▶ _WRITTEN EXERCISE_: Restate the data word for word and leave the images out.

▶ _DATA PROVIDED_:
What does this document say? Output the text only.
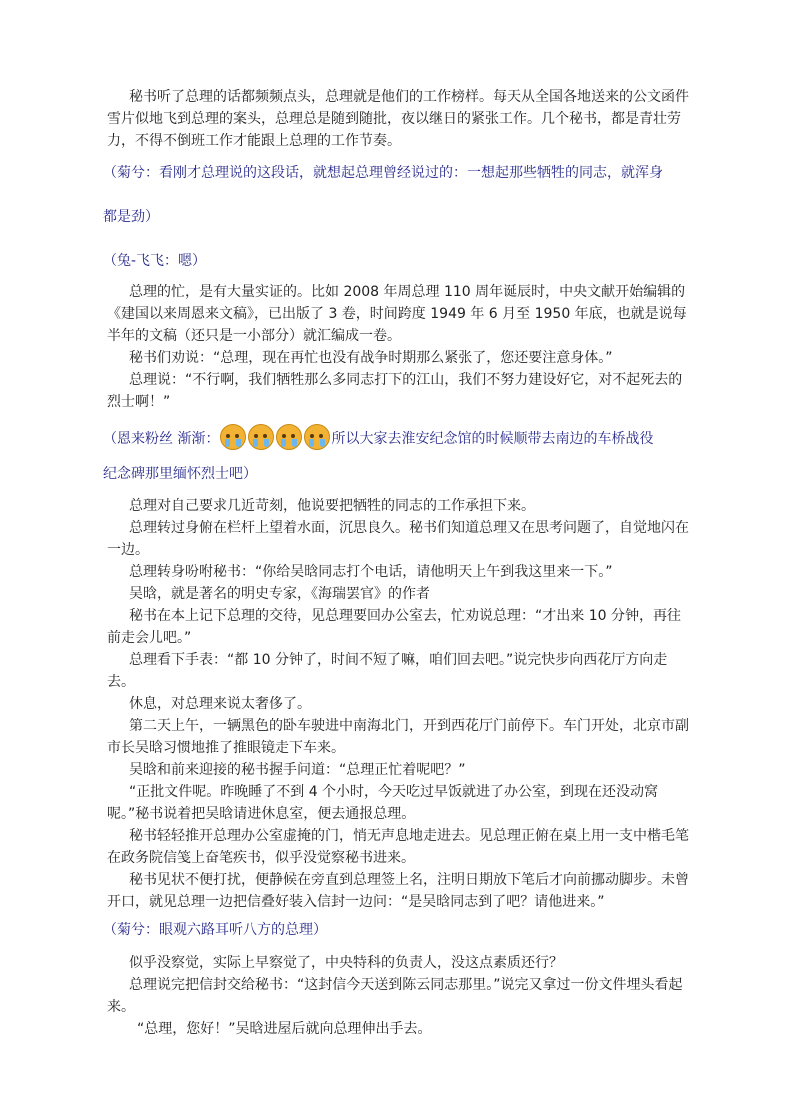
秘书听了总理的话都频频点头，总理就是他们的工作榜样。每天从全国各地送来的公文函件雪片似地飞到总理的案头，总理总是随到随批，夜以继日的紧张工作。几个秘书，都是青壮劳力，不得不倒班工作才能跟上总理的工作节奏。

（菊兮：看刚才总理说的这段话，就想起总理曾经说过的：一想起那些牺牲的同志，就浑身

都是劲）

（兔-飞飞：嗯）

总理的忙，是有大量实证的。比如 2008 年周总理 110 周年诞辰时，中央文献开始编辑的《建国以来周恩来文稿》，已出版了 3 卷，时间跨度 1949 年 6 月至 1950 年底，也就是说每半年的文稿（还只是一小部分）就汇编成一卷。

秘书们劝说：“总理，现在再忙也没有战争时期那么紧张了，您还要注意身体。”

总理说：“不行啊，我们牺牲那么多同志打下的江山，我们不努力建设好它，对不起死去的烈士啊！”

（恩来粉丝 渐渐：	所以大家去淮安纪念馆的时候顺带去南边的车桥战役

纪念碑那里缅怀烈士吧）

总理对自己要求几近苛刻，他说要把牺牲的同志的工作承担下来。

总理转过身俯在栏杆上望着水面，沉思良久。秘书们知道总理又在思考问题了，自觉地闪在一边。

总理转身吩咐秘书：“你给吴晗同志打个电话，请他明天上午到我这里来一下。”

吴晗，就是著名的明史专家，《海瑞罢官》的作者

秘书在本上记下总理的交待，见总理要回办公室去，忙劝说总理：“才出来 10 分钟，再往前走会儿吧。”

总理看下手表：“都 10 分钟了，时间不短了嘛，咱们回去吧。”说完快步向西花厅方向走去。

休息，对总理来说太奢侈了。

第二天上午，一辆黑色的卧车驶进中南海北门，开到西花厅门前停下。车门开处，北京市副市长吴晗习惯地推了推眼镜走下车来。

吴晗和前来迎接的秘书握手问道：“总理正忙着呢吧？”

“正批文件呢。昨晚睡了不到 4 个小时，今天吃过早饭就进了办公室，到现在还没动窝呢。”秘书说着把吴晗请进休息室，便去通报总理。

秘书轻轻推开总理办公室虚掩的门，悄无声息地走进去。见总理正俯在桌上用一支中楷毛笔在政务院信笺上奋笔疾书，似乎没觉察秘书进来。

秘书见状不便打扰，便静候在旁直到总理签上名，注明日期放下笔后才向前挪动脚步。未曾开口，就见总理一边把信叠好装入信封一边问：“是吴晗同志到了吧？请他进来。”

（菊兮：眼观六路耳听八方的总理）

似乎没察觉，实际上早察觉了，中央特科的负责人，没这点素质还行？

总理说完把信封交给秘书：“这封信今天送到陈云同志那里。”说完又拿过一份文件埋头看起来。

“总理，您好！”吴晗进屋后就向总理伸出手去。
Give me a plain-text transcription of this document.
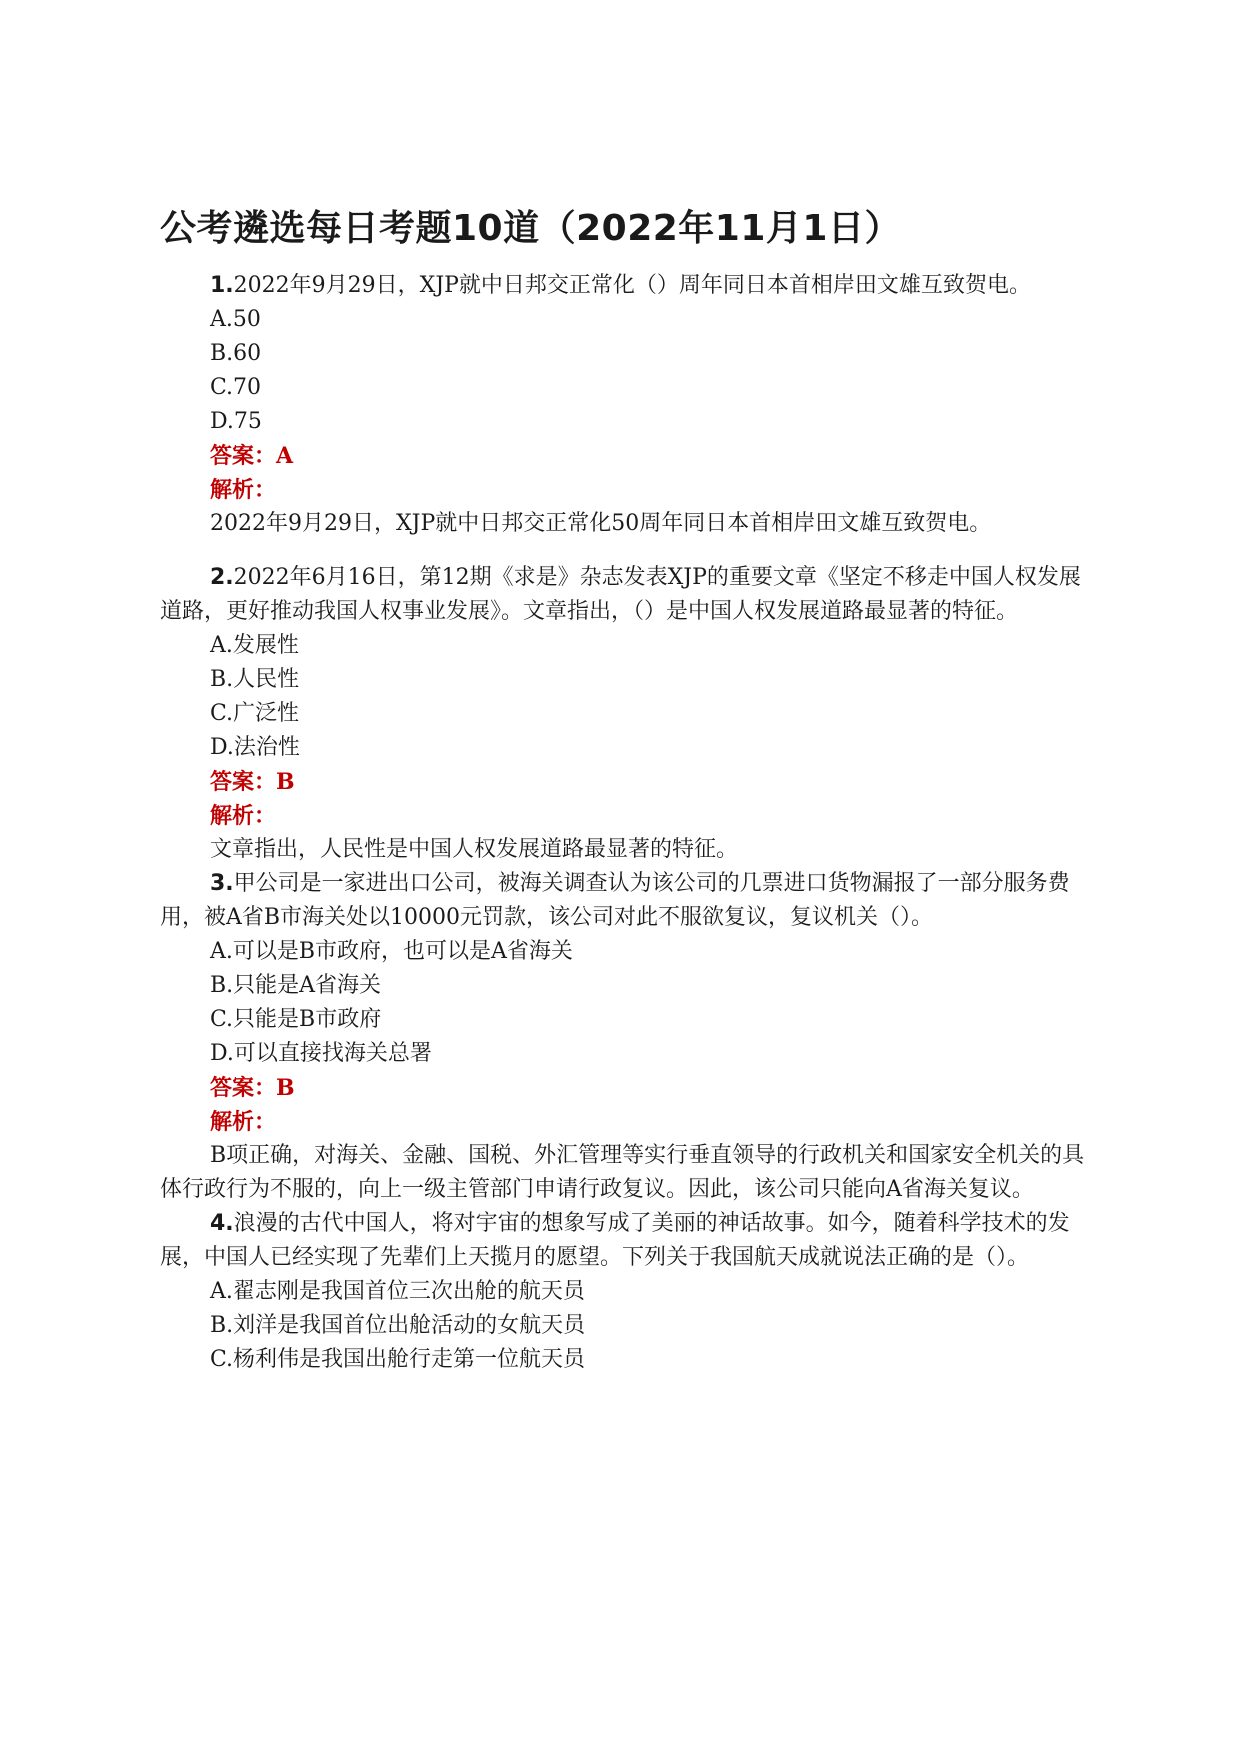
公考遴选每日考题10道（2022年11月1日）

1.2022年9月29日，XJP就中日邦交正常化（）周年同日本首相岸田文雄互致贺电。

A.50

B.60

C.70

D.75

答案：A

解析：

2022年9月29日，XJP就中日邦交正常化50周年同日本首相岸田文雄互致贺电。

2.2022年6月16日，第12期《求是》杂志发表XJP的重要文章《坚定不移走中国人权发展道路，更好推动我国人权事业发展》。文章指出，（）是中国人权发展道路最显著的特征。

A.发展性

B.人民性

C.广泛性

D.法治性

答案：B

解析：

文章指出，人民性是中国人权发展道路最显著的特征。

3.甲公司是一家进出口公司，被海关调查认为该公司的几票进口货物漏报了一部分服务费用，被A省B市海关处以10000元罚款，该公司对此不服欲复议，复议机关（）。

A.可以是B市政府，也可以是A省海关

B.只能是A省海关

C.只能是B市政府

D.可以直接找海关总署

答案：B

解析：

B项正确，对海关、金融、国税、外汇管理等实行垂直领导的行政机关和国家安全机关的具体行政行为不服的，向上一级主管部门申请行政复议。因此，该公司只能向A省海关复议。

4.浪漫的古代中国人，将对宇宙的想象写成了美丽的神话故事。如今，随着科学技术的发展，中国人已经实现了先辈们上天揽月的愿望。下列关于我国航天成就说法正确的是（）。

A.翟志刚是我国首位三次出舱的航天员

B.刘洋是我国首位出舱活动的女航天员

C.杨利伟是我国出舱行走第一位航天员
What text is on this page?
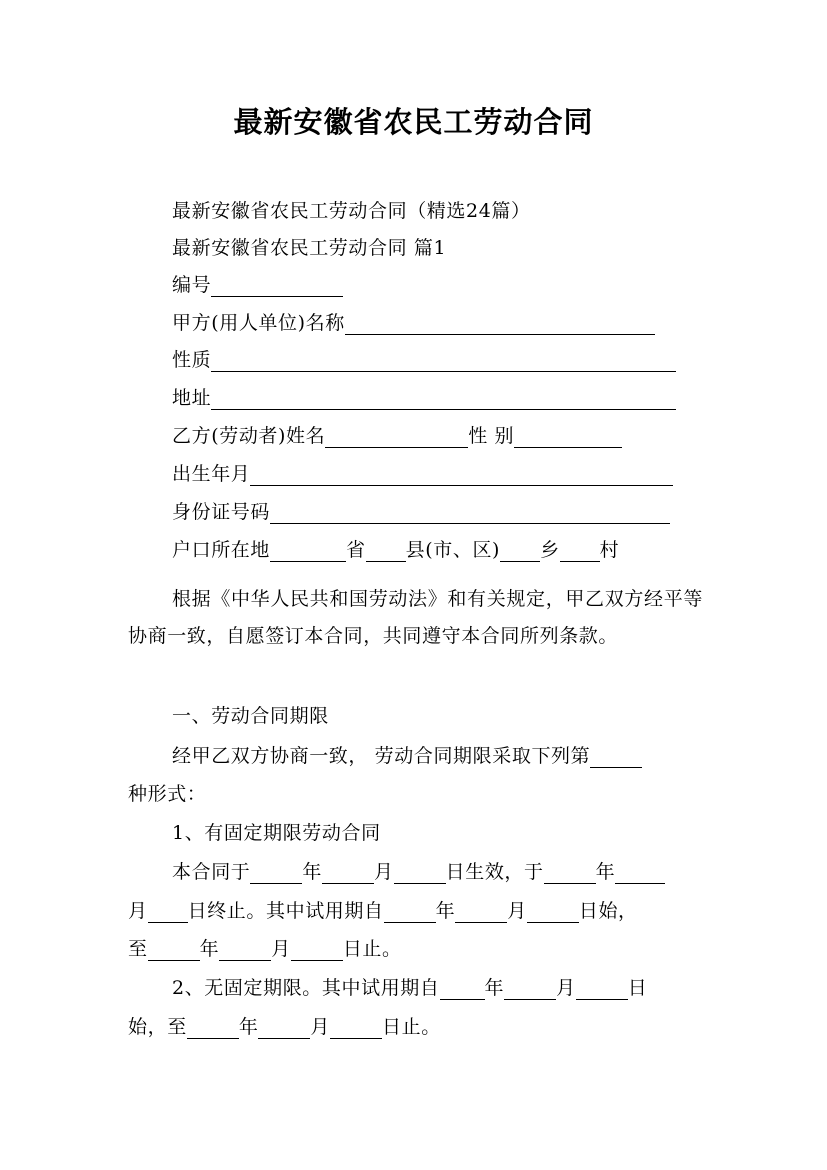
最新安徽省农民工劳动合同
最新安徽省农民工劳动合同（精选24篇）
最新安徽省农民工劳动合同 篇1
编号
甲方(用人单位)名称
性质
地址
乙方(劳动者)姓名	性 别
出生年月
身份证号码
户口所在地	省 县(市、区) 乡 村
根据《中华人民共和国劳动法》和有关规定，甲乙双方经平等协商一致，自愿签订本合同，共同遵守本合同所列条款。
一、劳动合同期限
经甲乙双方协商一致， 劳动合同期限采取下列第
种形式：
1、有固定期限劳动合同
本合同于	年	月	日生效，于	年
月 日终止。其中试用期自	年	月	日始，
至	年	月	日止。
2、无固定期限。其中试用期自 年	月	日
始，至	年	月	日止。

▶ _WORKED SOLUTION_:
What does this document say? Output the text only.
秘书听了总理的话都频频点头，总理就是他们的工作榜样。每天从全国各地送来的公文函件雪片似地飞到总理的案头，总理总是随到随批，夜以继日的紧张工作。几个秘书，都是青壮劳力，不得不倒班工作才能跟上总理的工作节奏。

（菊兮：看刚才总理说的这段话，就想起总理曾经说过的：一想起那些牺牲的同志，就浑身

都是劲）

（兔-飞飞：嗯）

总理的忙，是有大量实证的。比如 2008 年周总理 110 周年诞辰时，中央文献开始编辑的《建国以来周恩来文稿》，已出版了 3 卷，时间跨度 1949 年 6 月至 1950 年底，也就是说每半年的文稿（还只是一小部分）就汇编成一卷。

秘书们劝说：“总理，现在再忙也没有战争时期那么紧张了，您还要注意身体。”

总理说：“不行啊，我们牺牲那么多同志打下的江山，我们不努力建设好它，对不起死去的烈士啊！”

（恩来粉丝 渐渐：	所以大家去淮安纪念馆的时候顺带去南边的车桥战役

纪念碑那里缅怀烈士吧）

总理对自己要求几近苛刻，他说要把牺牲的同志的工作承担下来。

总理转过身俯在栏杆上望着水面，沉思良久。秘书们知道总理又在思考问题了，自觉地闪在一边。

总理转身吩咐秘书：“你给吴晗同志打个电话，请他明天上午到我这里来一下。”

吴晗，就是著名的明史专家，《海瑞罢官》的作者

秘书在本上记下总理的交待，见总理要回办公室去，忙劝说总理：“才出来 10 分钟，再往前走会儿吧。”

总理看下手表：“都 10 分钟了，时间不短了嘛，咱们回去吧。”说完快步向西花厅方向走去。

休息，对总理来说太奢侈了。

第二天上午，一辆黑色的卧车驶进中南海北门，开到西花厅门前停下。车门开处，北京市副市长吴晗习惯地推了推眼镜走下车来。

吴晗和前来迎接的秘书握手问道：“总理正忙着呢吧？”

“正批文件呢。昨晚睡了不到 4 个小时，今天吃过早饭就进了办公室，到现在还没动窝呢。”秘书说着把吴晗请进休息室，便去通报总理。

秘书轻轻推开总理办公室虚掩的门，悄无声息地走进去。见总理正俯在桌上用一支中楷毛笔在政务院信笺上奋笔疾书，似乎没觉察秘书进来。

秘书见状不便打扰，便静候在旁直到总理签上名，注明日期放下笔后才向前挪动脚步。未曾开口，就见总理一边把信叠好装入信封一边问：“是吴晗同志到了吧？请他进来。”

（菊兮：眼观六路耳听八方的总理）

似乎没察觉，实际上早察觉了，中央特科的负责人，没这点素质还行？

总理说完把信封交给秘书：“这封信今天送到陈云同志那里。”说完又拿过一份文件埋头看起来。

“总理，您好！”吴晗进屋后就向总理伸出手去。
Give me a plain-text transcription of this document.
公考遴选每日考题10道（2022年11月1日）

1.2022年9月29日，XJP就中日邦交正常化（）周年同日本首相岸田文雄互致贺电。

A.50

B.60

C.70

D.75

答案：A

解析：

2022年9月29日，XJP就中日邦交正常化50周年同日本首相岸田文雄互致贺电。

2.2022年6月16日，第12期《求是》杂志发表XJP的重要文章《坚定不移走中国人权发展道路，更好推动我国人权事业发展》。文章指出，（）是中国人权发展道路最显著的特征。

A.发展性

B.人民性

C.广泛性

D.法治性

答案：B

解析：

文章指出，人民性是中国人权发展道路最显著的特征。

3.甲公司是一家进出口公司，被海关调查认为该公司的几票进口货物漏报了一部分服务费用，被A省B市海关处以10000元罚款，该公司对此不服欲复议，复议机关（）。

A.可以是B市政府，也可以是A省海关

B.只能是A省海关

C.只能是B市政府

D.可以直接找海关总署

答案：B

解析：

B项正确，对海关、金融、国税、外汇管理等实行垂直领导的行政机关和国家安全机关的具体行政行为不服的，向上一级主管部门申请行政复议。因此，该公司只能向A省海关复议。

4.浪漫的古代中国人，将对宇宙的想象写成了美丽的神话故事。如今，随着科学技术的发展，中国人已经实现了先辈们上天揽月的愿望。下列关于我国航天成就说法正确的是（）。

A.翟志刚是我国首位三次出舱的航天员

B.刘洋是我国首位出舱活动的女航天员

C.杨利伟是我国出舱行走第一位航天员
What text is on this page?
最新安徽省农民工劳动合同
最新安徽省农民工劳动合同（精选24篇）
最新安徽省农民工劳动合同 篇1
编号
甲方(用人单位)名称
性质
地址
乙方(劳动者)姓名	性 别
出生年月
身份证号码
户口所在地	省 县(市、区) 乡 村
根据《中华人民共和国劳动法》和有关规定，甲乙双方经平等协商一致，自愿签订本合同，共同遵守本合同所列条款。
一、劳动合同期限
经甲乙双方协商一致， 劳动合同期限采取下列第
种形式：
1、有固定期限劳动合同
本合同于	年	月	日生效，于	年
月 日终止。其中试用期自	年	月	日始，
至	年	月	日止。
2、无固定期限。其中试用期自 年	月	日
始，至	年	月	日止。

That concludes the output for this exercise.